* **ЗАДАНИЯ К УПРАЖНЕНИЮ**
1/ Что, согласно тексту о преподавании режиссуры, категорически не допускается в сюжетах?
2/ Выпишите без изменений строки листинга, начиная со строки, где есть «x-tick-year: 2019 <box>525 466 559 481</box>», и заканчивая строкой, где есть «x-tick-month: Jun <box>424 451 445 466</box>», включая обе эти строки.

* **ЦИТИРУЕМЫЙ ТЕКСТ**
——————————

Нет, они не знали такой фамилии, никогда никто из них моих работ, слава Богу, не видел. И сейчас я на занятиях никогда не ссылаюсь на свои картины. Я не ставлю целью быть гуру-наставником. Я только помощник судьбы в жизни моих учеников. Мы много смотрим хроники, материала по национальной тематике. Большой объем занятий по этике человеческой и профессиональной. Часто разговариваем о том, чего режиссер не должен делать категорически, ни при каких обсто­ятельствах. Моя идеология обучения – никакой воинственности, никакого насилия в сюжетах категорически не допускается, только притягательность человека к человеку, только любовь человека к человеку. Я им все время говорю: расскажите о себе, какие вы люди?! В других рай­онах страны абсолютно не понимают, кто вы такие. Как вы живете, что у вас за семьи, что у вас в душах. Вот как ни странно, мы вместе уже столько лет, я имею в виду русских и людей с Северного Кавказа, но абсолютно ничего не понимаем друг про друга, только из Толстого, только из Лермонтова... Да и чеченские кошмары, ямы, поведение чеченцев... Покажите, что вы тоже люди! Покажете – низкий поклон вам будет.

——————————

Листинги областей элементов:
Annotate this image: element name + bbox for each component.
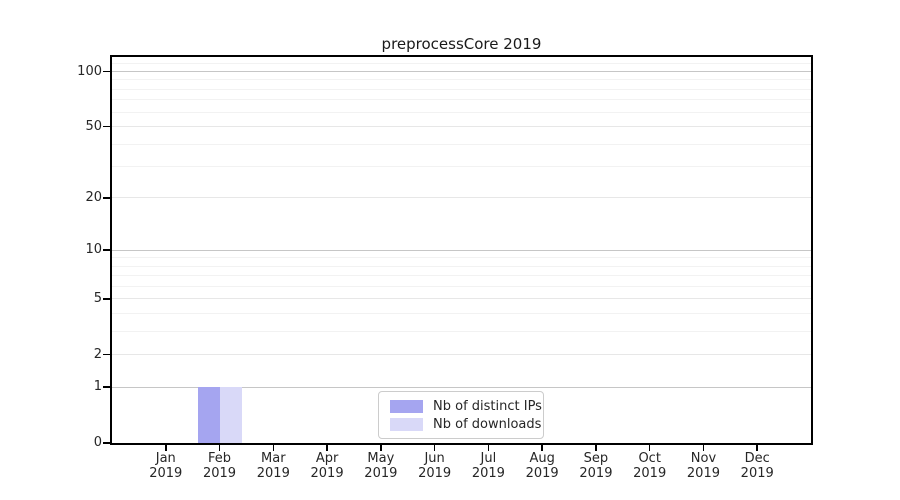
x-tick-year: 2019 <box>525 466 559 481</box>
x-axis-tick <box>433 445 436 451</box>
y-axis-tick-label: 2 <box>93 346 102 362</box>
legend-entry-downloads: Nb of downloads <box>390 415 541 433</box>
legend-label-distinct-ips: Nb of distinct IPs <box>433 398 542 414</box>
y-axis-tick <box>103 70 110 73</box>
x-axis-tick-label: Jan 2019 <box>134 451 198 481</box>
x-tick-year: 2019 <box>256 466 290 481</box>
x-tick-year: 2019 <box>310 466 344 481</box>
x-tick-month: Jun <box>424 451 445 466</box>
legend: Nb of distinct IPs Nb of downloads <box>378 391 544 439</box>
x-axis-tick-label: Apr 2019 <box>295 451 359 481</box>
x-tick-month: Oct <box>638 451 661 466</box>
x-axis-tick-label: Jul 2019 <box>456 451 520 481</box>
x-tick-month: Jan <box>155 451 176 466</box>
x-axis-tick <box>541 445 543 451</box>
major-gridline <box>112 386 811 388</box>
gridline <box>112 126 811 128</box>
minor-gridline <box>112 63 811 65</box>
y-axis-tick-label: 20 <box>85 189 102 205</box>
chart-title: preprocessCore 2019 <box>381 35 542 53</box>
x-axis-tick <box>756 445 759 451</box>
x-tick-month: Aug <box>529 451 555 466</box>
y-axis-tick-label: 50 <box>85 118 102 134</box>
x-tick-year: 2019 <box>471 466 505 481</box>
gridline <box>112 197 811 199</box>
y-axis-tick-label: 5 <box>93 290 102 306</box>
x-axis-tick-label: Sep 2019 <box>564 451 628 481</box>
x-tick-month: May <box>367 451 395 466</box>
x-axis-tick <box>595 445 597 451</box>
y-axis-tick-label: 1 <box>93 379 102 395</box>
x-axis-tick <box>164 445 167 451</box>
x-axis-tick-label: Jun 2019 <box>403 451 467 481</box>
y-axis-tick <box>103 197 110 199</box>
x-tick-month: Jul <box>480 451 497 466</box>
minor-gridline <box>112 79 811 81</box>
legend-swatch-distinct-ips <box>390 399 423 413</box>
gridline <box>112 354 811 356</box>
major-gridline <box>112 71 811 73</box>
bar-downloads <box>219 387 242 443</box>
x-tick-month: Sep <box>583 451 609 466</box>
legend-entry-distinct-ips: Nb of distinct IPs <box>390 397 542 415</box>
minor-gridline <box>112 111 811 113</box>
x-axis-tick <box>648 445 651 451</box>
x-axis-tick-label: May 2019 <box>349 451 413 481</box>
y-axis-tick-label: 0 <box>93 435 102 450</box>
x-tick-year: 2019 <box>364 466 398 481</box>
y-axis-tick-label: 10 <box>85 242 102 257</box>
x-axis-tick-label: Oct 2019 <box>618 451 682 481</box>
minor-gridline <box>112 143 811 145</box>
minor-gridline <box>112 285 811 287</box>
legend-swatch-downloads <box>390 417 423 431</box>
x-axis-tick <box>702 445 705 451</box>
x-axis-tick <box>272 445 275 451</box>
x-tick-year: 2019 <box>202 466 237 481</box>
x-tick-year: 2019 <box>633 466 667 481</box>
x-tick-month: Dec <box>744 451 770 466</box>
y-axis-tick <box>103 297 110 300</box>
minor-gridline <box>112 312 811 314</box>
minor-gridline <box>112 330 811 332</box>
y-axis-tick-label: 100 <box>77 63 102 79</box>
y-axis-tick <box>103 386 110 388</box>
gridline <box>112 298 811 300</box>
x-axis-tick <box>487 445 490 451</box>
x-axis-tick-label: Dec 2019 <box>725 451 789 481</box>
x-axis-tick-label: Aug 2019 <box>510 451 574 481</box>
plot-area <box>110 55 813 445</box>
x-tick-year: 2019 <box>686 466 720 481</box>
x-tick-month: Feb <box>208 451 232 466</box>
x-tick-month: Mar <box>261 451 286 466</box>
x-axis-tick-label: Mar 2019 <box>241 451 305 481</box>
x-axis-tick <box>326 445 328 451</box>
x-axis-tick <box>380 445 382 451</box>
y-axis-tick <box>103 125 110 128</box>
y-axis-tick <box>103 353 110 356</box>
minor-gridline <box>112 265 811 267</box>
minor-gridline <box>112 99 811 101</box>
x-axis-tick-label: Nov 2019 <box>671 451 735 481</box>
minor-gridline <box>112 88 811 90</box>
x-tick-year: 2019 <box>149 466 183 481</box>
x-tick-year: 2019 <box>579 466 613 481</box>
legend-label-downloads: Nb of downloads <box>433 416 542 432</box>
minor-gridline <box>112 166 811 168</box>
x-tick-month: Apr <box>315 451 339 466</box>
major-gridline <box>112 249 811 251</box>
bar-distinct-ips <box>197 387 220 443</box>
x-axis-tick-label: Feb 2019 <box>188 451 252 481</box>
minor-gridline <box>112 257 811 259</box>
minor-gridline <box>112 275 811 277</box>
y-axis-tick <box>103 249 110 251</box>
x-tick-year: 2019 <box>418 466 452 481</box>
x-tick-month: Nov <box>690 451 717 466</box>
y-axis-tick <box>103 442 110 444</box>
x-tick-year: 2019 <box>740 466 774 481</box>
x-axis-tick <box>218 445 221 451</box>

——————————

* **ОТВЕТЫ**
1/ В сюжетах не допускается никакая воинственность и никакое насилие.

2/
x-tick-year: 2019 <box>525 466 559 481</box>
x-axis-tick <box>433 445 436 451</box>
y-axis-tick-label: 2 <box>93 346 102 362</box>
legend-entry-downloads: Nb of downloads <box>390 415 541 433</box>
legend-label-distinct-ips: Nb of distinct IPs <box>433 398 542 414</box>
y-axis-tick <box>103 70 110 73</box>
x-axis-tick-label: Jan 2019 <box>134 451 198 481</box>
x-tick-year: 2019 <box>256 466 290 481</box>
x-tick-year: 2019 <box>310 466 344 481</box>
x-tick-month: Jun <box>424 451 445 466</box>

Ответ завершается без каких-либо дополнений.